------ Extracted records

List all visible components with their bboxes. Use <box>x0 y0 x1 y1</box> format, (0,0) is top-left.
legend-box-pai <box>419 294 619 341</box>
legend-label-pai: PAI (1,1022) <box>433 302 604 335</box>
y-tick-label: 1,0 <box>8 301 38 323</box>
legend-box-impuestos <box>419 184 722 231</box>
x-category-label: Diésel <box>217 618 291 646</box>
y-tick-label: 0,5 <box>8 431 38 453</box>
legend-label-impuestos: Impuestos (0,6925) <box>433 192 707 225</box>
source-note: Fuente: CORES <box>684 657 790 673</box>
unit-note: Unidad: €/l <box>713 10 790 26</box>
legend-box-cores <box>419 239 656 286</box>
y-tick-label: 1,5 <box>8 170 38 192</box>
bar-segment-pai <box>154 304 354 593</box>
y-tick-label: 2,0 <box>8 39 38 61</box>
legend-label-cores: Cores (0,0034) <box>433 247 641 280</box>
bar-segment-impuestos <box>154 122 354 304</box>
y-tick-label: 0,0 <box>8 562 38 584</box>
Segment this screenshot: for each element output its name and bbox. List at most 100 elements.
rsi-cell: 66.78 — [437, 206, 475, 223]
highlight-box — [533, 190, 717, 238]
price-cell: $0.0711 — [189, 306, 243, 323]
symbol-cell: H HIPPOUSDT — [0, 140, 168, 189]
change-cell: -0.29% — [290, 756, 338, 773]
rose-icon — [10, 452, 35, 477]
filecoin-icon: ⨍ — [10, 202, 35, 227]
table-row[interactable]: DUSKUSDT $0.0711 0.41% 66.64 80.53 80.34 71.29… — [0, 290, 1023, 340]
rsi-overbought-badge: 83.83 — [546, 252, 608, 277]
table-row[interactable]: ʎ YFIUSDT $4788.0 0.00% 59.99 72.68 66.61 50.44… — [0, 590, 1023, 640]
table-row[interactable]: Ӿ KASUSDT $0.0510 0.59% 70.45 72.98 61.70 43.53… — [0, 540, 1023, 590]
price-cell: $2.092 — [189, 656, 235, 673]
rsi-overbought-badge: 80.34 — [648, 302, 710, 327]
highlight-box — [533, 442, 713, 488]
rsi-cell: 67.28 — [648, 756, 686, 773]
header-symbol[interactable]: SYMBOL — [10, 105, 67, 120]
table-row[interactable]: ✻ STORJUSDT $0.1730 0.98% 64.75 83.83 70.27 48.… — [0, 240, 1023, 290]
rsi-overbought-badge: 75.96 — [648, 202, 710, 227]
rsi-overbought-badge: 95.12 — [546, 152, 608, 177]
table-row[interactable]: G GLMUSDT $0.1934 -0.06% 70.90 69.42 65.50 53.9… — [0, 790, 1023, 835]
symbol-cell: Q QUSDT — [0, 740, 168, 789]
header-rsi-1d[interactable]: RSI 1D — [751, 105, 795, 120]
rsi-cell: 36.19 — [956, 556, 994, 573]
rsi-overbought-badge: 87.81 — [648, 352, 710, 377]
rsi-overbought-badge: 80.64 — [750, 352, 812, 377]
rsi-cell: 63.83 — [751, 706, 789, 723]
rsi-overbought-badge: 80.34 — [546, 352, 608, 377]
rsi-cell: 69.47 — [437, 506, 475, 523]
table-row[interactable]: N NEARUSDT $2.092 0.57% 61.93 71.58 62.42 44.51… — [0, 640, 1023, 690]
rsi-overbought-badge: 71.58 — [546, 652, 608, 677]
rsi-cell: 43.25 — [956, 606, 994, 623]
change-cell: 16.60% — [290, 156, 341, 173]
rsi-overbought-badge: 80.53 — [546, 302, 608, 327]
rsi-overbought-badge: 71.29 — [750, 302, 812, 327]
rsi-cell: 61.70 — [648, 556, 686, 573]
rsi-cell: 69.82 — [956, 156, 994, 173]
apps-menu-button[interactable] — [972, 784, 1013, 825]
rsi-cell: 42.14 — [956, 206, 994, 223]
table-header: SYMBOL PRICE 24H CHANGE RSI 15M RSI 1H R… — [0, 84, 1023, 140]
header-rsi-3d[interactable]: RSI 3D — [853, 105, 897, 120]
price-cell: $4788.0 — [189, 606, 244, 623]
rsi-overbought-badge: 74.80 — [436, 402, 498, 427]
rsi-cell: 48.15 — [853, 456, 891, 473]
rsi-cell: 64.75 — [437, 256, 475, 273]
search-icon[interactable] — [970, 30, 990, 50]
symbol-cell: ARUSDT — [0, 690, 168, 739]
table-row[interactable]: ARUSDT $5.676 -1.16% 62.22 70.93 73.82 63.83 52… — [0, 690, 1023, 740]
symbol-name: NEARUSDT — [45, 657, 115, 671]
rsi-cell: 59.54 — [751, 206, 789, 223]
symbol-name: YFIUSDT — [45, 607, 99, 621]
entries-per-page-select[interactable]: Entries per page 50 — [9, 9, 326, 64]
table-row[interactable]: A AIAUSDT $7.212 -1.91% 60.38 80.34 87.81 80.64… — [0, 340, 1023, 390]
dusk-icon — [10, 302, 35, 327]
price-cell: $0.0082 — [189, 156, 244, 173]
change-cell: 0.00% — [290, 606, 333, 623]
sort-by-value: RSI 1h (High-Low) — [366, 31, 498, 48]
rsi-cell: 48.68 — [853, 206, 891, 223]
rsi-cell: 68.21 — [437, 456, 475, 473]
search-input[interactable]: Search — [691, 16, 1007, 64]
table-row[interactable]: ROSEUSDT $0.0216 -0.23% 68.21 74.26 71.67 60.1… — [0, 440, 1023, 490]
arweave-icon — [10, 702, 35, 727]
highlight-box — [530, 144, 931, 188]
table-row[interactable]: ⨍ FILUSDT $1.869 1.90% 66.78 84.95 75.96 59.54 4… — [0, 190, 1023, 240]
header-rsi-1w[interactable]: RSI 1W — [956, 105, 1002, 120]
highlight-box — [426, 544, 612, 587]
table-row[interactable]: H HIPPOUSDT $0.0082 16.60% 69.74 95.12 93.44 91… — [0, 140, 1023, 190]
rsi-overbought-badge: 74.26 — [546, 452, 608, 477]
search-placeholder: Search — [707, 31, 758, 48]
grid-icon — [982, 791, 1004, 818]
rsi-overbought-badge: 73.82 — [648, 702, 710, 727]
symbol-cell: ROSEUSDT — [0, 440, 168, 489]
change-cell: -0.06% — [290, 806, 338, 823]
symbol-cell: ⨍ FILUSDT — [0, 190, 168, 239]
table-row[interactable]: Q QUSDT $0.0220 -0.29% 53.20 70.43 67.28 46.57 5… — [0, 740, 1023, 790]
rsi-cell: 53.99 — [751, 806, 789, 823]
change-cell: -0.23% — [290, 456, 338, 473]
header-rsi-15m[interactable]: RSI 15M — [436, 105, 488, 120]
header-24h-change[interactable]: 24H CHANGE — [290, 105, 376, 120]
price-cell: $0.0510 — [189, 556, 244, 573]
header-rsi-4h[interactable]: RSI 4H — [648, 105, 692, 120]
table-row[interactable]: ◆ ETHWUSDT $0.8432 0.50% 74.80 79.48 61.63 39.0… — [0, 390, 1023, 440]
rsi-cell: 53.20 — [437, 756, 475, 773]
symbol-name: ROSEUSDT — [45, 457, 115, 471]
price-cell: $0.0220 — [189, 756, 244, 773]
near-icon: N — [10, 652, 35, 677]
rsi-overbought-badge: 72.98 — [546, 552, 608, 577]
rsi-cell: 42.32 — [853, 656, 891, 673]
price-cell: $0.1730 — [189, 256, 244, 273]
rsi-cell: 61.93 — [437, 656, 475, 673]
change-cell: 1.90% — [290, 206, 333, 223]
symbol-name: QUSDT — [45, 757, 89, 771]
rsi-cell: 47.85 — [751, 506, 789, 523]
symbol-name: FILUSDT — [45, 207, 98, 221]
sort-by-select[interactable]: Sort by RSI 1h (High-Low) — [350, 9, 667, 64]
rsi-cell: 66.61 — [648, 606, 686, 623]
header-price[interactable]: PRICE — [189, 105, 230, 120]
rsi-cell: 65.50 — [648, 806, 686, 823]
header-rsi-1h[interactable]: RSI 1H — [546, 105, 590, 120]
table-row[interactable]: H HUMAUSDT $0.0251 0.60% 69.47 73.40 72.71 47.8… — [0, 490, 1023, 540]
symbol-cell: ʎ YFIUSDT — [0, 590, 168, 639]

------------

Copy the items word for word, starting at the very first line and ending with the line that contains "y-tick-label: 0,5 <box>8 431 38 453</box>", including both.

List all visible components with their bboxes. Use <box>x0 y0 x1 y1</box> format, (0,0) is top-left.
legend-box-pai <box>419 294 619 341</box>
legend-label-pai: PAI (1,1022) <box>433 302 604 335</box>
y-tick-label: 1,0 <box>8 301 38 323</box>
legend-box-impuestos <box>419 184 722 231</box>
x-category-label: Diésel <box>217 618 291 646</box>
y-tick-label: 0,5 <box>8 431 38 453</box>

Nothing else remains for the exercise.